__Aim__. Gather every line that includes the word "Bjärröd", please.

__Input__.
═══

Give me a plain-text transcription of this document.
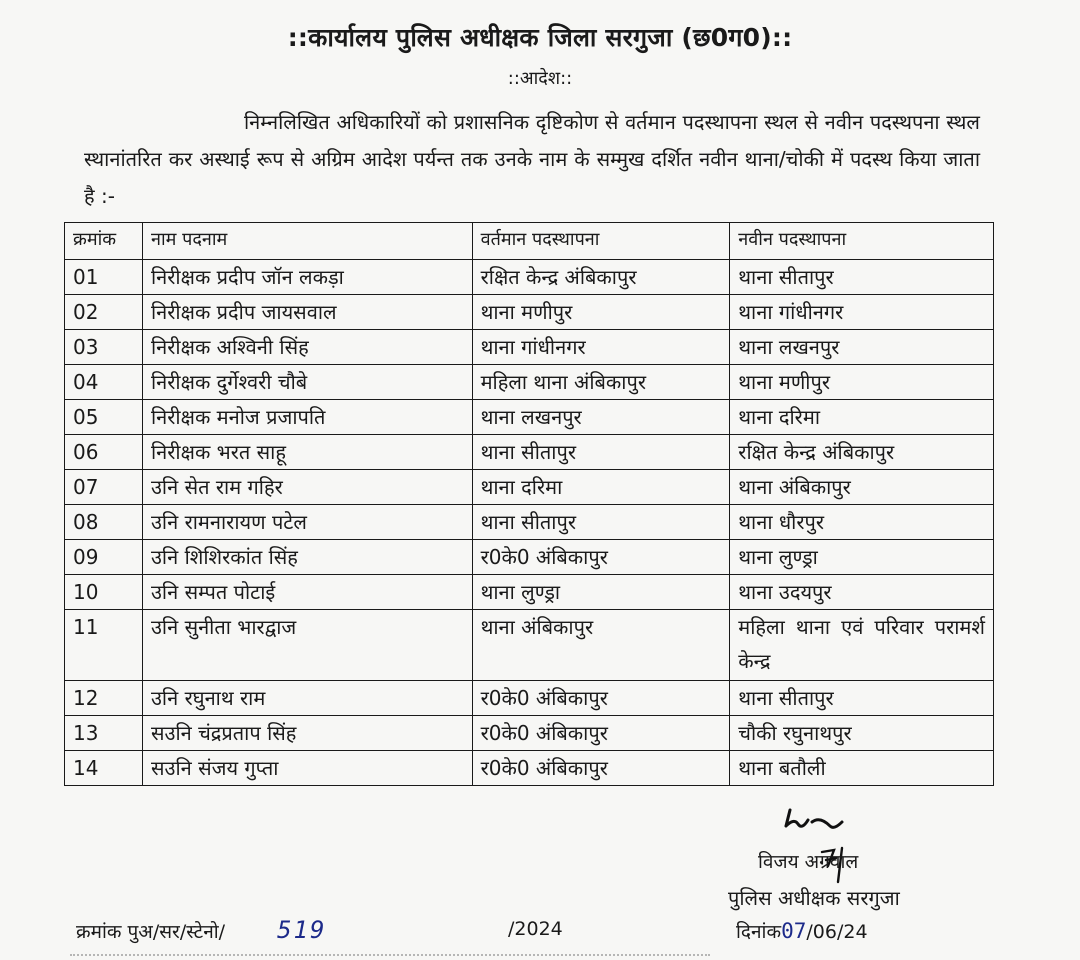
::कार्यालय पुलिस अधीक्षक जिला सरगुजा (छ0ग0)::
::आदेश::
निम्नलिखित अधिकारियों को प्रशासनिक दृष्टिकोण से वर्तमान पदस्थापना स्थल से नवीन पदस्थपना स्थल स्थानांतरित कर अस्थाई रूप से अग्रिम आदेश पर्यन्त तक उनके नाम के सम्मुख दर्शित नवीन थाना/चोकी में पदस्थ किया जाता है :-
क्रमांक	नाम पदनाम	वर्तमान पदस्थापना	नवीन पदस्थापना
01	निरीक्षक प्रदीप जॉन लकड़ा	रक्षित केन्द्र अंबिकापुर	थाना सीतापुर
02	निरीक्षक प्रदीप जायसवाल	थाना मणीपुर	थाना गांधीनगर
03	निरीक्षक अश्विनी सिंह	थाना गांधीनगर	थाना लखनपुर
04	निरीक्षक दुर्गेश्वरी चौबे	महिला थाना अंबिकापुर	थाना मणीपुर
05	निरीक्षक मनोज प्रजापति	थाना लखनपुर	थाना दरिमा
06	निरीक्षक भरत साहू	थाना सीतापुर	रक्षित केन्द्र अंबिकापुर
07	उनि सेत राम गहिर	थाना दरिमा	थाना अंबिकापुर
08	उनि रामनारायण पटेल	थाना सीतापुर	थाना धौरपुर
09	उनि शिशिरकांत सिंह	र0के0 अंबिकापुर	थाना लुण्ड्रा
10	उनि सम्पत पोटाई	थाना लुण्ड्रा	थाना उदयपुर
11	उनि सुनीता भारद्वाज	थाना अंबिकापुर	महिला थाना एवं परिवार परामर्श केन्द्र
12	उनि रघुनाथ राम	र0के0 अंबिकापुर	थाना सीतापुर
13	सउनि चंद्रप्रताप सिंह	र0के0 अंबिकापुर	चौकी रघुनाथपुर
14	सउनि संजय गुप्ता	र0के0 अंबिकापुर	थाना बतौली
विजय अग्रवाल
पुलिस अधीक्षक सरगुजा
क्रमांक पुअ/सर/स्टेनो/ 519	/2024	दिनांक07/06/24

═══

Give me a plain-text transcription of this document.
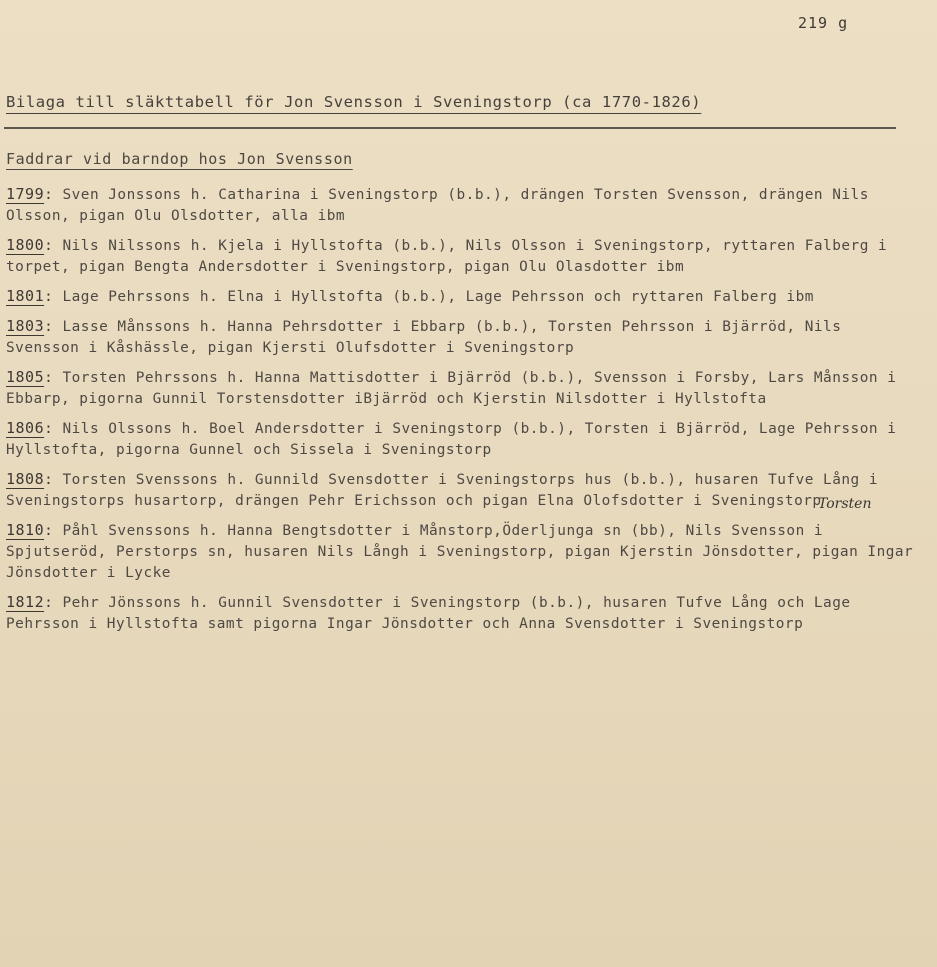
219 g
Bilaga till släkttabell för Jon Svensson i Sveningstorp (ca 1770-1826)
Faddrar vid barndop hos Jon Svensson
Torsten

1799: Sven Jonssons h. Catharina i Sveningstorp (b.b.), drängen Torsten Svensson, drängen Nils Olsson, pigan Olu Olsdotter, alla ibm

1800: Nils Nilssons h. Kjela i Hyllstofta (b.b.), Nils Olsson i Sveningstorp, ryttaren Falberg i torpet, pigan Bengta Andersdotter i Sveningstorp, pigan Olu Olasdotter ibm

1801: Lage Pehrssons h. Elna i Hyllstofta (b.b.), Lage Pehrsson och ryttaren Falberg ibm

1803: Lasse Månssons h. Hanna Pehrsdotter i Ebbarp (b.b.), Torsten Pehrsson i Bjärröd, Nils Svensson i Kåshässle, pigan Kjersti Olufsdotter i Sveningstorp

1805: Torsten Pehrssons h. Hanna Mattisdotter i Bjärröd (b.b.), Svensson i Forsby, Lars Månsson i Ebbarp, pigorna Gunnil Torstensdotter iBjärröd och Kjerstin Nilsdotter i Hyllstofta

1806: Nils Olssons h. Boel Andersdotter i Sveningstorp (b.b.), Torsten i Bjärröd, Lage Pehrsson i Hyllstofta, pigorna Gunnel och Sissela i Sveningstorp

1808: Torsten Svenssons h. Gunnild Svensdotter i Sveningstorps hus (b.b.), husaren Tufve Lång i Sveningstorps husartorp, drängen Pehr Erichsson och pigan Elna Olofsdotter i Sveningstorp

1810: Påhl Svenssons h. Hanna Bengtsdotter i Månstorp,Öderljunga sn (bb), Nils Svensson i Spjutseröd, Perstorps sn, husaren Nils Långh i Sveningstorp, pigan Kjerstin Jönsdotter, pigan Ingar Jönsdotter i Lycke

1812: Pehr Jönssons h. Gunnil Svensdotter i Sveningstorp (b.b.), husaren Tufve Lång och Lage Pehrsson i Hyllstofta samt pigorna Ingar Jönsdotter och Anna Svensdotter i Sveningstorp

═══

__The response__.
1803: Lasse Månssons h. Hanna Pehrsdotter i Ebbarp (b.b.), Torsten Pehrsson i Bjärröd, Nils Svensson i Kåshässle, pigan Kjersti Olufsdotter i Sveningstorp
1805: Torsten Pehrssons h. Hanna Mattisdotter i Bjärröd (b.b.), Svensson i Forsby, Lars Månsson i Ebbarp, pigorna Gunnil Torstensdotter iBjärröd och Kjerstin Nilsdotter i Hyllstofta
1806: Nils Olssons h. Boel Andersdotter i Sveningstorp (b.b.), Torsten i Bjärröd, Lage Pehrsson i Hyllstofta, pigorna Gunnel och Sissela i Sveningstorp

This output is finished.